== Records provided ==

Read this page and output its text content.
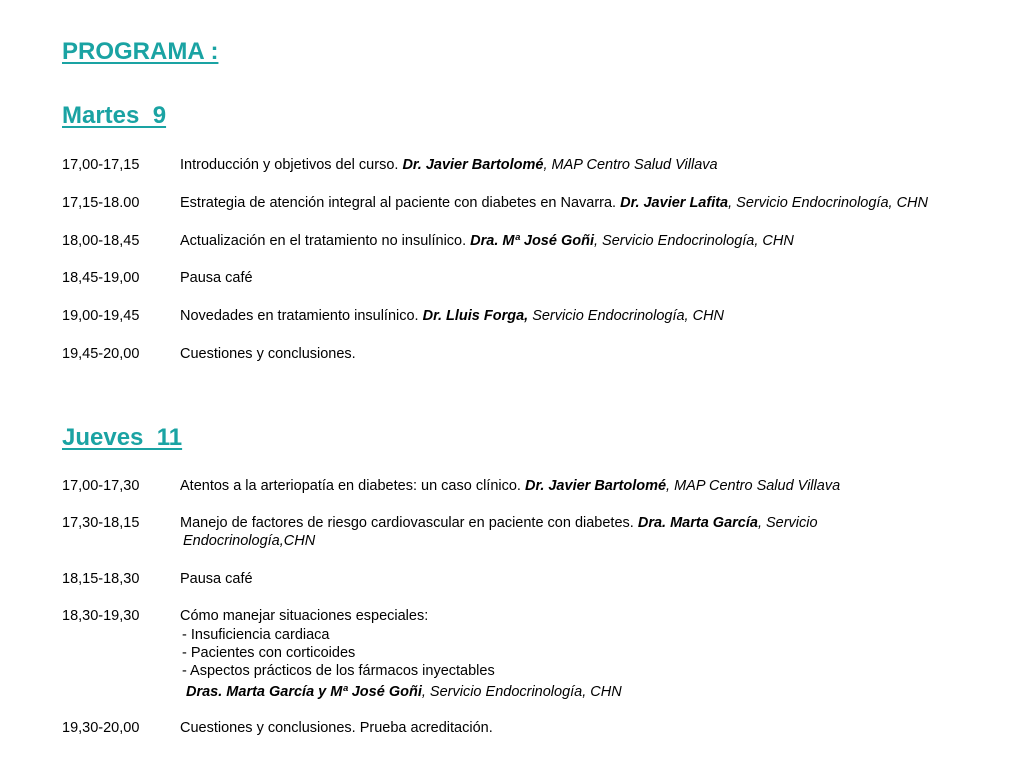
PROGRAMA :
Martes  9
17,00-17,15	Introducción y objetivos del curso. Dr. Javier Bartolomé, MAP Centro Salud Villava
17,15-18.00	Estrategia de atención integral al paciente con diabetes en Navarra. Dr. Javier Lafita, Servicio Endocrinología, CHN
18,00-18,45	Actualización en el tratamiento no insulínico. Dra. Mª José Goñi, Servicio Endocrinología, CHN
18,45-19,00	Pausa café
19,00-19,45	Novedades en tratamiento insulínico. Dr. Lluis Forga, Servicio Endocrinología, CHN
19,45-20,00	Cuestiones y conclusiones.
Jueves  11
17,00-17,30	Atentos a la arteriopatía en diabetes: un caso clínico. Dr. Javier Bartolomé, MAP Centro Salud Villava
17,30-18,15	Manejo de factores de riesgo cardiovascular en paciente con diabetes. Dra. Marta García, Servicio
Endocrinología,CHN
18,15-18,30	Pausa café
18,30-19,30	Cómo manejar situaciones especiales:
- Insuficiencia cardiaca
- Pacientes con corticoides
- Aspectos prácticos de los fármacos inyectables
Dras. Marta García y Mª José Goñi, Servicio Endocrinología, CHN
19,30-20,00	Cuestiones y conclusiones. Prueba acreditación.
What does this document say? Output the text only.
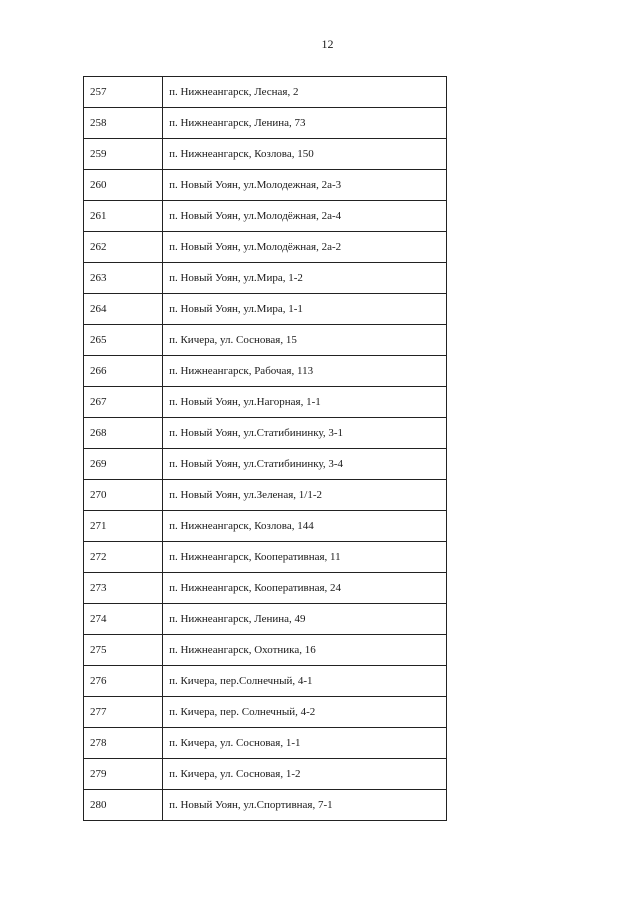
12
257	п. Нижнеангарск, Лесная, 2
258	п. Нижнеангарск, Ленина, 73
259	п. Нижнеангарск, Козлова, 150
260	п. Новый Уоян, ул.Молодежная, 2а-3
261	п. Новый Уоян, ул.Молодёжная, 2а-4
262	п. Новый Уоян, ул.Молодёжная, 2а-2
263	п. Новый Уоян, ул.Мира, 1-2
264	п. Новый Уоян, ул.Мира, 1-1
265	п. Кичера, ул. Сосновая, 15
266	п. Нижнеангарск, Рабочая, 113
267	п. Новый Уоян, ул.Нагорная, 1-1
268	п. Новый Уоян, ул.Статибининку, 3-1
269	п. Новый Уоян, ул.Статибининку, 3-4
270	п. Новый Уоян, ул.Зеленая, 1/1-2
271	п. Нижнеангарск, Козлова, 144
272	п. Нижнеангарск, Кооперативная, 11
273	п. Нижнеангарск, Кооперативная, 24
274	п. Нижнеангарск, Ленина, 49
275	п. Нижнеангарск, Охотника, 16
276	п. Кичера, пер.Солнечный, 4-1
277	п. Кичера, пер. Солнечный, 4-2
278	п. Кичера, ул. Сосновая, 1-1
279	п. Кичера, ул. Сосновая, 1-2
280	п. Новый Уоян, ул.Спортивная, 7-1
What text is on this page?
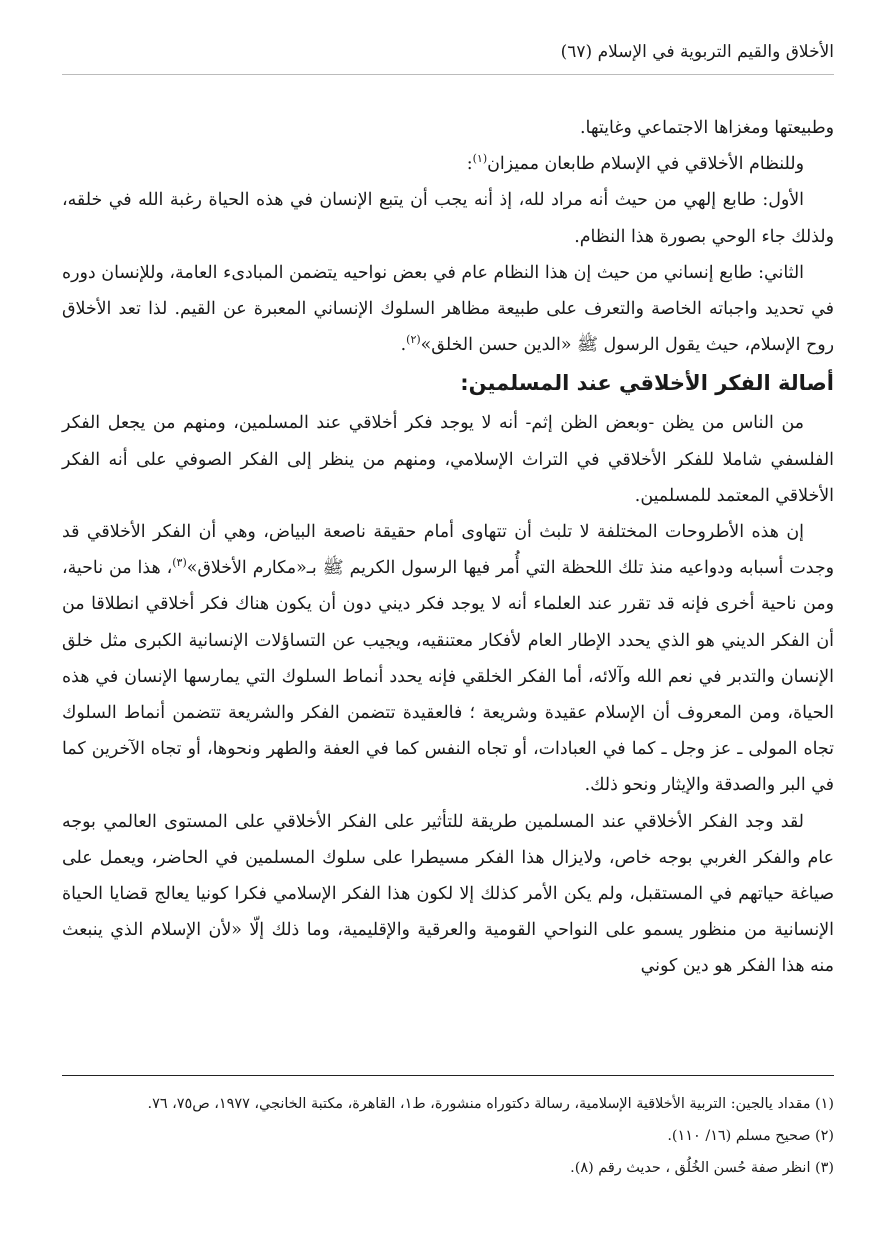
الأخلاق والقيم التربوية في الإسلام (٦٧)

وطبيعتها ومغزاها الاجتماعي وغايتها.

وللنظام الأخلاقي في الإسلام طابعان مميزان$^{(١)}$:

الأول: طابع إلهي من حيث أنه مراد لله، إذ أنه يجب أن يتبع الإنسان في هذه الحياة رغبة الله في خلقه، ولذلك جاء الوحي بصورة هذا النظام.

الثاني: طابع إنساني من حيث إن هذا النظام عام في بعض نواحيه يتضمن المبادىء العامة، وللإنسان دوره في تحديد واجباته الخاصة والتعرف على طبيعة مظاهر السلوك الإنساني المعبرة عن القيم. لذا تعد الأخلاق روح الإسلام، حيث يقول الرسول ﷺ «الدين حسن الخلق»$^{(٢)}$.

أصالة الفكر الأخلاقي عند المسلمين:

من الناس من يظن -وبعض الظن إثم- أنه لا يوجد فكر أخلاقي عند المسلمين، ومنهم من يجعل الفكر الفلسفي شاملا للفكر الأخلاقي في التراث الإسلامي، ومنهم من ينظر إلى الفكر الصوفي على أنه الفكر الأخلاقي المعتمد للمسلمين.

إن هذه الأطروحات المختلفة لا تلبث أن تتهاوى أمام حقيقة ناصعة البياض، وهي أن الفكر الأخلاقي قد وجدت أسبابه ودواعيه منذ تلك اللحظة التي أُمر فيها الرسول الكريم ﷺ بـ«مكارم الأخلاق»$^{(٣)}$، هذا من ناحية، ومن ناحية أخرى فإنه قد تقرر عند العلماء أنه لا يوجد فكر ديني دون أن يكون هناك فكر أخلاقي انطلاقا من أن الفكر الديني هو الذي يحدد الإطار العام لأفكار معتنقيه، ويجيب عن التساؤلات الإنسانية الكبرى مثل خلق الإنسان والتدبر في نعم الله وآلائه، أما الفكر الخلقي فإنه يحدد أنماط السلوك التي يمارسها الإنسان في هذه الحياة، ومن المعروف أن الإسلام عقيدة وشريعة ؛ فالعقيدة تتضمن الفكر والشريعة تتضمن أنماط السلوك تجاه المولى ـ عز وجل ـ كما في العبادات، أو تجاه النفس كما في العفة والطهر ونحوها، أو تجاه الآخرين كما في البر والصدقة والإيثار ونحو ذلك.

لقد وجد الفكر الأخلاقي عند المسلمين طريقة للتأثير على الفكر الأخلاقي على المستوى العالمي بوجه عام والفكر الغربي بوجه خاص، ولايزال هذا الفكر مسيطرا على سلوك المسلمين في الحاضر، ويعمل على صياغة حياتهم في المستقبل، ولم يكن الأمر كذلك إلا لكون هذا الفكر الإسلامي فكرا كونيا يعالج قضايا الحياة الإنسانية من منظور يسمو على النواحي القومية والعرقية والإقليمية، وما ذلك إلّا «لأن الإسلام الذي ينبعث منه هذا الفكر هو دين كوني

(١) مقداد يالجين: التربية الأخلاقية الإسلامية، رسالة دكتوراه منشورة، ط١، القاهرة، مكتبة الخانجي، ١٩٧٧، ص٧٥، ٧٦.

(٢) صحيح مسلم (١٦/ ١١٠).

(٣) انظر صفة حُسن الخُلُق ، حديث رقم (٨).
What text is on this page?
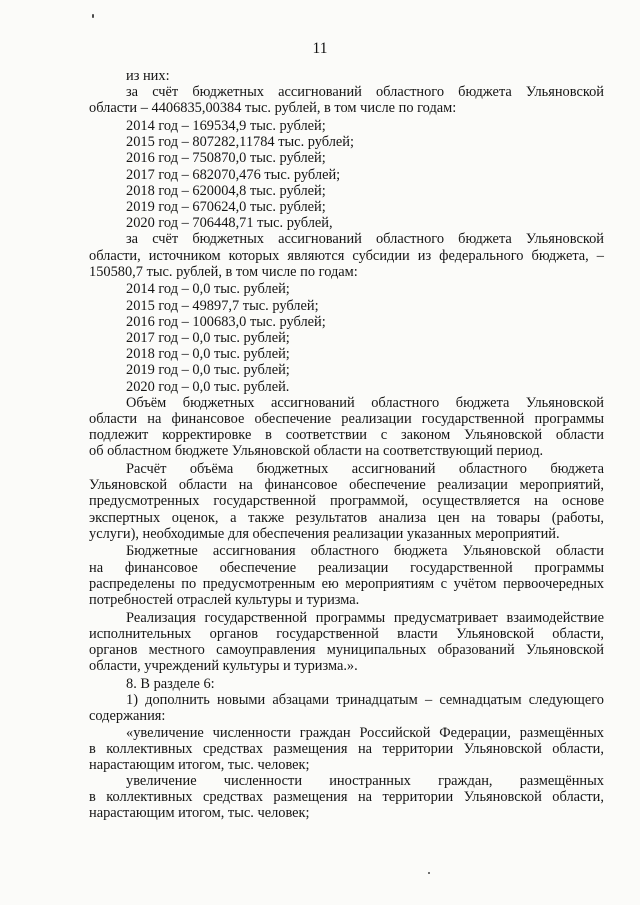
11
из них:
за счёт бюджетных ассигнований областного бюджета Ульяновской
области – 4406835,00384 тыс. рублей, в том числе по годам:
2014 год – 169534,9 тыс. рублей;
2015 год – 807282,11784 тыс. рублей;
2016 год – 750870,0 тыс. рублей;
2017 год – 682070,476 тыс. рублей;
2018 год – 620004,8 тыс. рублей;
2019 год – 670624,0 тыс. рублей;
2020 год – 706448,71 тыс. рублей,
за счёт бюджетных ассигнований областного бюджета Ульяновской
области, источником которых являются субсидии из федерального бюджета, –
150580,7 тыс. рублей, в том числе по годам:
2014 год – 0,0 тыс. рублей;
2015 год – 49897,7 тыс. рублей;
2016 год – 100683,0 тыс. рублей;
2017 год – 0,0 тыс. рублей;
2018 год – 0,0 тыс. рублей;
2019 год – 0,0 тыс. рублей;
2020 год – 0,0 тыс. рублей.
Объём бюджетных ассигнований областного бюджета Ульяновской
области на финансовое обеспечение реализации государственной программы
подлежит корректировке в соответствии с законом Ульяновской области
об областном бюджете Ульяновской области на соответствующий период.
Расчёт объёма бюджетных ассигнований областного бюджета
Ульяновской области на финансовое обеспечение реализации мероприятий,
предусмотренных государственной программой, осуществляется на основе
экспертных оценок, а также результатов анализа цен на товары (работы,
услуги), необходимые для обеспечения реализации указанных мероприятий.
Бюджетные ассигнования областного бюджета Ульяновской области
на финансовое обеспечение реализации государственной программы
распределены по предусмотренным ею мероприятиям с учётом первоочередных
потребностей отраслей культуры и туризма.
Реализация государственной программы предусматривает взаимодействие
исполнительных органов государственной власти Ульяновской области,
органов местного самоуправления муниципальных образований Ульяновской
области, учреждений культуры и туризма.».
8. В разделе 6:
1) дополнить новыми абзацами тринадцатым – семнадцатым следующего
содержания:
«увеличение численности граждан Российской Федерации, размещённых
в коллективных средствах размещения на территории Ульяновской области,
нарастающим итогом, тыс. человек;
увеличение численности иностранных граждан, размещённых
в коллективных средствах размещения на территории Ульяновской области,
нарастающим итогом, тыс. человек;
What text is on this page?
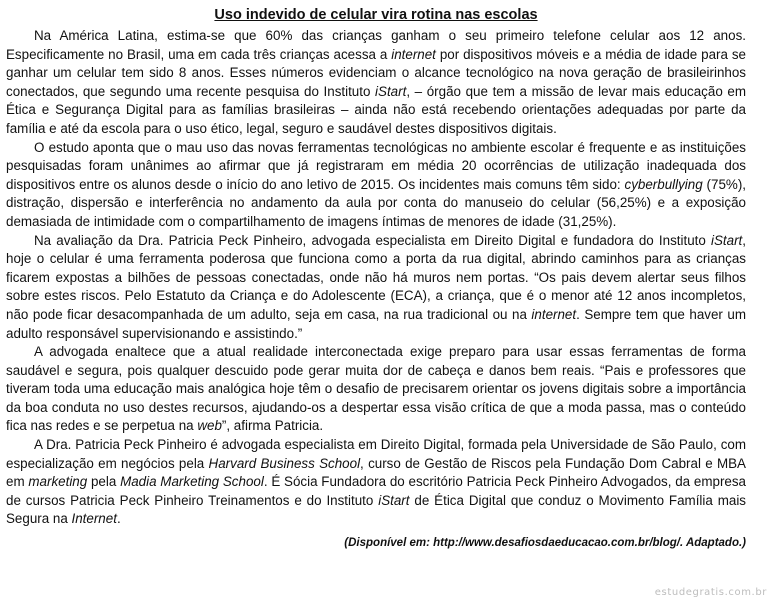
Uso indevido de celular vira rotina nas escolas

Na América Latina, estima-se que 60% das crianças ganham o seu primeiro telefone celular aos 12 anos. Especificamente no Brasil, uma em cada três crianças acessa a internet por dispositivos móveis e a média de idade para se ganhar um celular tem sido 8 anos. Esses números evidenciam o alcance tecnológico na nova geração de brasileirinhos conectados, que segundo uma recente pesquisa do Instituto iStart, – órgão que tem a missão de levar mais educação em Ética e Segurança Digital para as famílias brasileiras – ainda não está recebendo orientações adequadas por parte da família e até da escola para o uso ético, legal, seguro e saudável destes dispositivos digitais.

O estudo aponta que o mau uso das novas ferramentas tecnológicas no ambiente escolar é frequente e as instituições pesquisadas foram unânimes ao afirmar que já registraram em média 20 ocorrências de utilização inadequada dos dispositivos entre os alunos desde o início do ano letivo de 2015. Os incidentes mais comuns têm sido: cyberbullying (75%), distração, dispersão e interferência no andamento da aula por conta do manuseio do celular (56,25%) e a exposição demasiada de intimidade com o compartilhamento de imagens íntimas de menores de idade (31,25%).

Na avaliação da Dra. Patricia Peck Pinheiro, advogada especialista em Direito Digital e fundadora do Instituto iStart, hoje o celular é uma ferramenta poderosa que funciona como a porta da rua digital, abrindo caminhos para as crianças ficarem expostas a bilhões de pessoas conectadas, onde não há muros nem portas. “Os pais devem alertar seus filhos sobre estes riscos. Pelo Estatuto da Criança e do Adolescente (ECA), a criança, que é o menor até 12 anos incompletos, não pode ficar desacompanhada de um adulto, seja em casa, na rua tradicional ou na internet. Sempre tem que haver um adulto responsável supervisionando e assistindo.”

A advogada enaltece que a atual realidade interconectada exige preparo para usar essas ferramentas de forma saudável e segura, pois qualquer descuido pode gerar muita dor de cabeça e danos bem reais. “Pais e professores que tiveram toda uma educação mais analógica hoje têm o desafio de precisarem orientar os jovens digitais sobre a importância da boa conduta no uso destes recursos, ajudando-os a despertar essa visão crítica de que a moda passa, mas o conteúdo fica nas redes e se perpetua na web”, afirma Patricia.

A Dra. Patricia Peck Pinheiro é advogada especialista em Direito Digital, formada pela Universidade de São Paulo, com especialização em negócios pela Harvard Business School, curso de Gestão de Riscos pela Fundação Dom Cabral e MBA em marketing pela Madia Marketing School. É Sócia Fundadora do escritório Patricia Peck Pinheiro Advogados, da empresa de cursos Patricia Peck Pinheiro Treinamentos e do Instituto iStart de Ética Digital que conduz o Movimento Família mais Segura na Internet.

(Disponível em: http://www.desafiosdaeducacao.com.br/blog/. Adaptado.)
estudegratis.com.br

===

## [Task prompt]
Give the count of lines that hold the word "Козлова", with nothing added.

## [Worked answer]
2